__Exercise__:
Copy the data below exactly, omitting any picture it contains.

(Collection entries)
start

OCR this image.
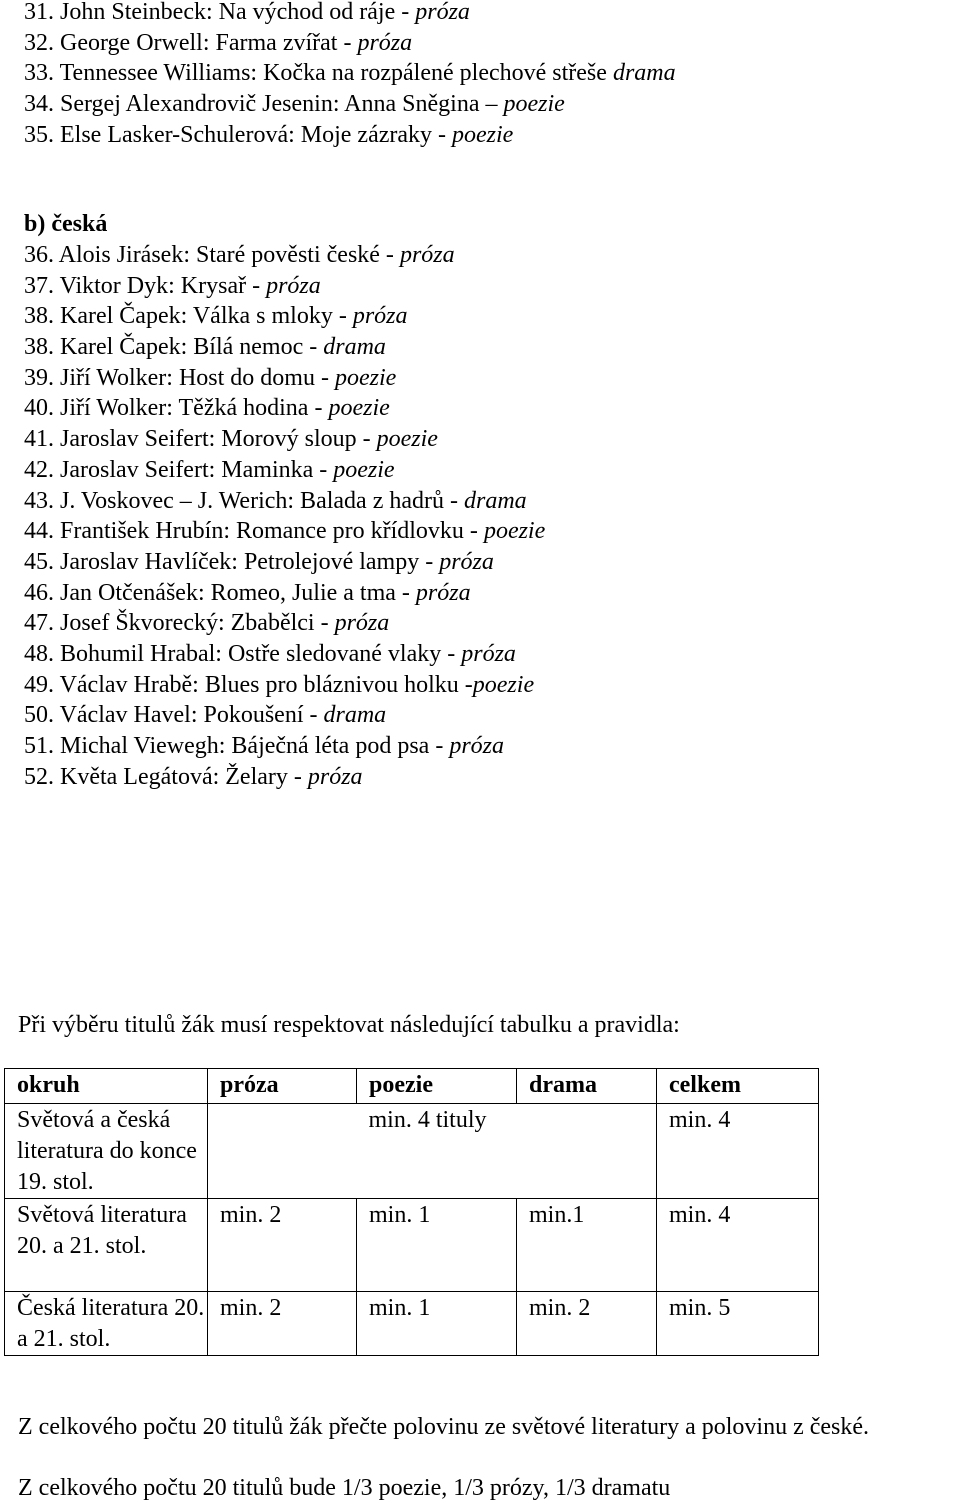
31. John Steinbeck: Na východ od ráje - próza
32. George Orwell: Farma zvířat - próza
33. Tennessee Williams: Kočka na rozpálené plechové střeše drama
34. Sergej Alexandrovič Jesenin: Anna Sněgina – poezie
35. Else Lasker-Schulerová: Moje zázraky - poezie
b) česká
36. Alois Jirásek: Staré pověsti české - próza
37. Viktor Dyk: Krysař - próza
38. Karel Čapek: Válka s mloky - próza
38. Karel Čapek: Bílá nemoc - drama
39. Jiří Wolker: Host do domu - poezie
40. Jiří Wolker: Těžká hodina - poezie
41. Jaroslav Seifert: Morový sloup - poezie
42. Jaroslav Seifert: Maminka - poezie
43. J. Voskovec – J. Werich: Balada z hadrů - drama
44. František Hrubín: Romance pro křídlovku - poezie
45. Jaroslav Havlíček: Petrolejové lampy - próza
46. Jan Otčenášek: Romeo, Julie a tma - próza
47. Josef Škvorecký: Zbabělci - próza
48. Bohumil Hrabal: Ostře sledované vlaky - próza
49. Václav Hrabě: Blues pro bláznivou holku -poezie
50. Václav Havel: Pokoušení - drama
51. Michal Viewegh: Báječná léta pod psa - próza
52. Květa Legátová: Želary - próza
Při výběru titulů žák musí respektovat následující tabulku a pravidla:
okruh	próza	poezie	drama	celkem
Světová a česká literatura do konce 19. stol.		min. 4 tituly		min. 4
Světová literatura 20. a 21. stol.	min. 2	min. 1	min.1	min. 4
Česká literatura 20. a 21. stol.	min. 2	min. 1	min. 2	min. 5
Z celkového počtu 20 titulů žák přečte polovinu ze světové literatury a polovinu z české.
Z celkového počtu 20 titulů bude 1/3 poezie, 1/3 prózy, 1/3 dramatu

end

__Solved exercise__:
OCR this image.
31. John Steinbeck: Na východ od ráje - próza
32. George Orwell: Farma zvířat - próza
33. Tennessee Williams: Kočka na rozpálené plechové střeše drama
34. Sergej Alexandrovič Jesenin: Anna Sněgina – poezie
35. Else Lasker-Schulerová: Moje zázraky - poezie
b) česká
36. Alois Jirásek: Staré pověsti české - próza
37. Viktor Dyk: Krysař - próza
38. Karel Čapek: Válka s mloky - próza
38. Karel Čapek: Bílá nemoc - drama
39. Jiří Wolker: Host do domu - poezie
40. Jiří Wolker: Těžká hodina - poezie
41. Jaroslav Seifert: Morový sloup - poezie
42. Jaroslav Seifert: Maminka - poezie
43. J. Voskovec – J. Werich: Balada z hadrů - drama
44. František Hrubín: Romance pro křídlovku - poezie
45. Jaroslav Havlíček: Petrolejové lampy - próza
46. Jan Otčenášek: Romeo, Julie a tma - próza
47. Josef Škvorecký: Zbabělci - próza
48. Bohumil Hrabal: Ostře sledované vlaky - próza
49. Václav Hrabě: Blues pro bláznivou holku -poezie
50. Václav Havel: Pokoušení - drama
51. Michal Viewegh: Báječná léta pod psa - próza
52. Květa Legátová: Želary - próza
Při výběru titulů žák musí respektovat následující tabulku a pravidla:
okruh	próza	poezie	drama	celkem
Světová a česká literatura do konce 19. stol.		min. 4 tituly		min. 4
Světová literatura 20. a 21. stol.	min. 2	min. 1	min.1	min. 4
Česká literatura 20. a 21. stol.	min. 2	min. 1	min. 2	min. 5
Z celkového počtu 20 titulů žák přečte polovinu ze světové literatury a polovinu z české.
Z celkového počtu 20 titulů bude 1/3 poezie, 1/3 prózy, 1/3 dramatu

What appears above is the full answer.